#### Exercise task:
Transcribe the material verbatim in full; the pictures do not belong in the copy.

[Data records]
-- START --

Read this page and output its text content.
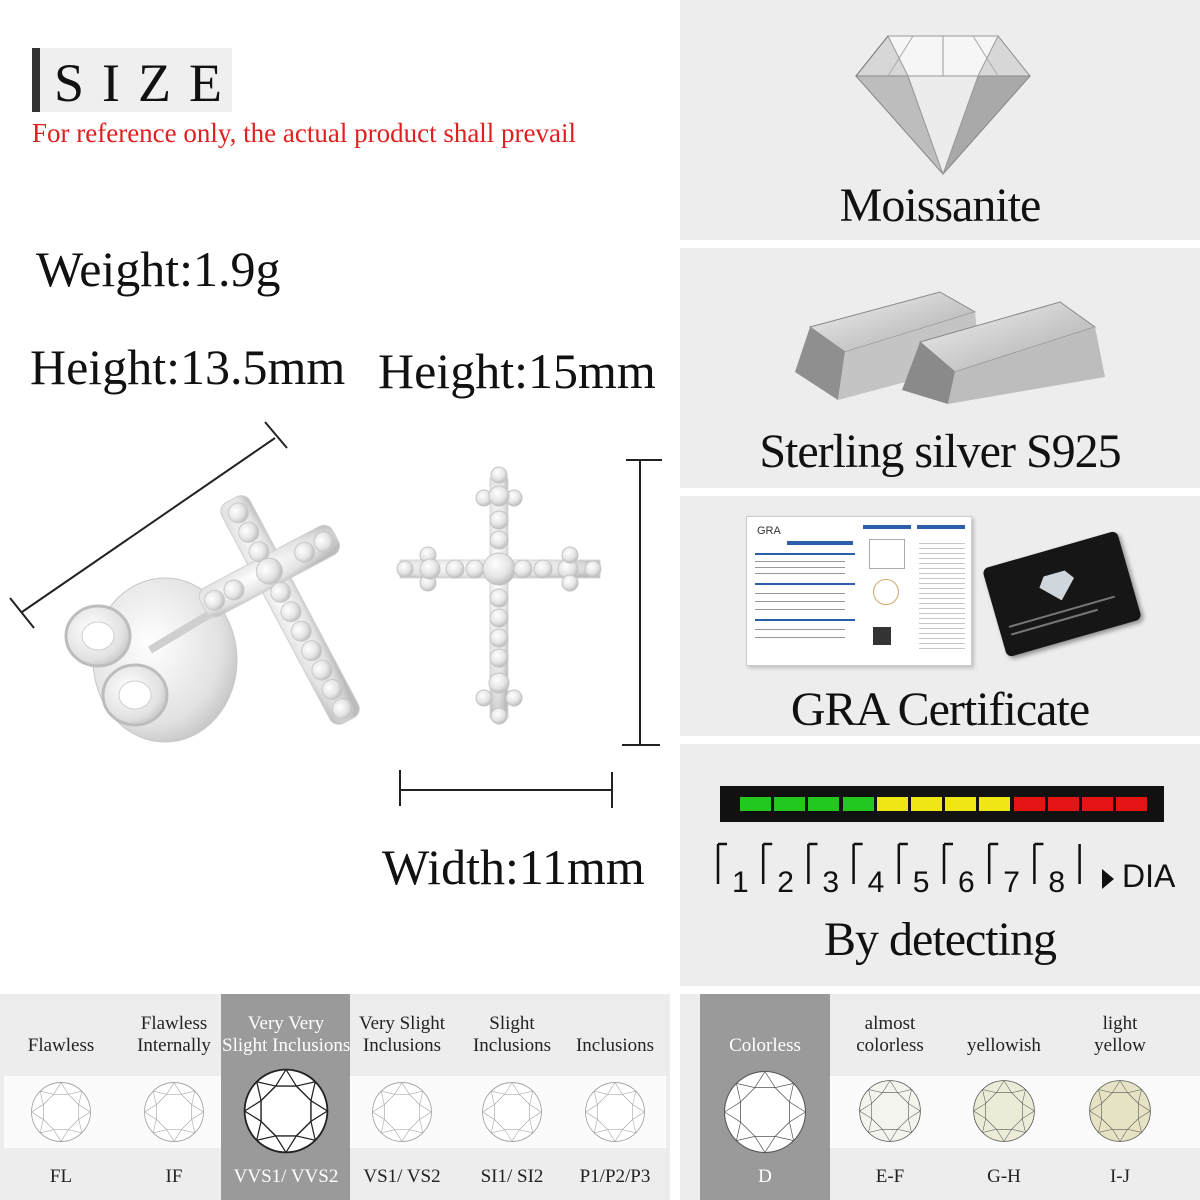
SIZE
For reference only, the actual product shall prevail
Weight:1.9g
Height:13.5mm Height:15mm
Width:11mm
Moissanite
Sterling silver S925
GRA
GRA Certificate
By detecting
1 2 3 4 5 6 7 8 DIA

Flawless
FL
Flawless
Internally
IF
Very Very
Slight Inclusions
VVS1/ VVS2
Very Slight
Inclusions
VS1/ VS2
Slight
Inclusions
SI1/ SI2

Inclusions
P1/P2/P3

Colorless
D
almost
colorless
E-F

yellowish
G-H
light
yellow
I-J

-- END --

#### Output of the exercise:
Read this page and output its text content.
SIZE
For reference only, the actual product shall prevail
Weight:1.9g
Height:13.5mm Height:15mm
Width:11mm
Moissanite
Sterling silver S925
GRA
GRA Certificate
By detecting
1 2 3 4 5 6 7 8 DIA

Flawless
FL
Flawless
Internally
IF
Very Very
Slight Inclusions
VVS1/ VVS2
Very Slight
Inclusions
VS1/ VS2
Slight
Inclusions
SI1/ SI2

Inclusions
P1/P2/P3

Colorless
D
almost
colorless
E-F

yellowish
G-H
light
yellow
I-J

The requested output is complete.